=== WHAT NEEDS TO BE DONE ===
Using the records that follow, copy every line containing the word "бюджета".

** START AVAILABLE RECORDS **

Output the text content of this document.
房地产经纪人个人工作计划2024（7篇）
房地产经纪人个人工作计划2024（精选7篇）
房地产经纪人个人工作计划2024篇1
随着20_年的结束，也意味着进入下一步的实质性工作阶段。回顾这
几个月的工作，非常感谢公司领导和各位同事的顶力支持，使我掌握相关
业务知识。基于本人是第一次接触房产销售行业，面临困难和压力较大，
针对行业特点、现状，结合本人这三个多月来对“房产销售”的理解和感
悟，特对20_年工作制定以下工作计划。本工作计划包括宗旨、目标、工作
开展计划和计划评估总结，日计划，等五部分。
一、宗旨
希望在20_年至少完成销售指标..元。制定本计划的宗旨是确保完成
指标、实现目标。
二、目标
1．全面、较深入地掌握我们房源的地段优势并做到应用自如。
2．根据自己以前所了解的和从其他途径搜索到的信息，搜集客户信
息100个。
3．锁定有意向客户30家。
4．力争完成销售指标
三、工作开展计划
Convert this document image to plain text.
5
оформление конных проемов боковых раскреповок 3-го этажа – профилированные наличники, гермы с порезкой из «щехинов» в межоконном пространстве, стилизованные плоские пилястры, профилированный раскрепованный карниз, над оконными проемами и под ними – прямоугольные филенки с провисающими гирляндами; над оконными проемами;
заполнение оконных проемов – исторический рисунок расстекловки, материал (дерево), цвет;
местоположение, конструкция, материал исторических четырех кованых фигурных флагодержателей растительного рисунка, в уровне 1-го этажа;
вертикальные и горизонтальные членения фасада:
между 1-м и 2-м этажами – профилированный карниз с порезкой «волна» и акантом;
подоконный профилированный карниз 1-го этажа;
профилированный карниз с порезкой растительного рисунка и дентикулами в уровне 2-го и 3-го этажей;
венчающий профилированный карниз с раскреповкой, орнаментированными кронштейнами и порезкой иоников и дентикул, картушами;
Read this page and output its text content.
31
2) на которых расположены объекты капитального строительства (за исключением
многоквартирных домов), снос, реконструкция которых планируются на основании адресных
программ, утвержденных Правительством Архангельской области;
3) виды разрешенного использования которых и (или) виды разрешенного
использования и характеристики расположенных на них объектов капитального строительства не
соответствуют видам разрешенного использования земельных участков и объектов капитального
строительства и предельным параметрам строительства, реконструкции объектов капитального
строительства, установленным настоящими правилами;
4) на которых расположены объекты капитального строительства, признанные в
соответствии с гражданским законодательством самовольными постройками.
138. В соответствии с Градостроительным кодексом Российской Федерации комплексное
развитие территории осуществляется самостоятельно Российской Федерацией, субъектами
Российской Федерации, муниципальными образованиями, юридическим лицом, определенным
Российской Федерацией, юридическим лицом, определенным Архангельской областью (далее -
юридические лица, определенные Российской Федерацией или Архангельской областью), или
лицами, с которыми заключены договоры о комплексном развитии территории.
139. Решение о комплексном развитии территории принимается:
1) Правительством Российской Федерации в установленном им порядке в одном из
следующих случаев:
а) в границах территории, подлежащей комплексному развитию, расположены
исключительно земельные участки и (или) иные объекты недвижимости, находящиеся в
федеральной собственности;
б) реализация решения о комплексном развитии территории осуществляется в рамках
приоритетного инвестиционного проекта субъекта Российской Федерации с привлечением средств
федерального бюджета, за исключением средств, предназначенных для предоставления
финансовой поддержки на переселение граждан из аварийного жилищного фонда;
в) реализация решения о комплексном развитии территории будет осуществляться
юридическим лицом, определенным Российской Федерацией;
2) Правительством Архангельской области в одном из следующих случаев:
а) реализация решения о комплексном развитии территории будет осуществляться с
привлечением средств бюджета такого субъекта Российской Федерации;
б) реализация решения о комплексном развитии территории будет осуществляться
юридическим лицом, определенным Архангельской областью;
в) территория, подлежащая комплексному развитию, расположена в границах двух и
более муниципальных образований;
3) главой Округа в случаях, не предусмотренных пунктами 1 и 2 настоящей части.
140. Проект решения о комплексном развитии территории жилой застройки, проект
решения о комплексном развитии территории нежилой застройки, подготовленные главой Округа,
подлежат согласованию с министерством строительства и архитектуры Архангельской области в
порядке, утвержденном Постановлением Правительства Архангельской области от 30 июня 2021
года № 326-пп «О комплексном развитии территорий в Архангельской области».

** END AVAILABLE RECORDS **

=== SOLUTION TO THIS EXERCISE ===
федерального бюджета, за исключением средств, предназначенных для предоставления
привлечением средств бюджета такого субъекта Российской Федерации;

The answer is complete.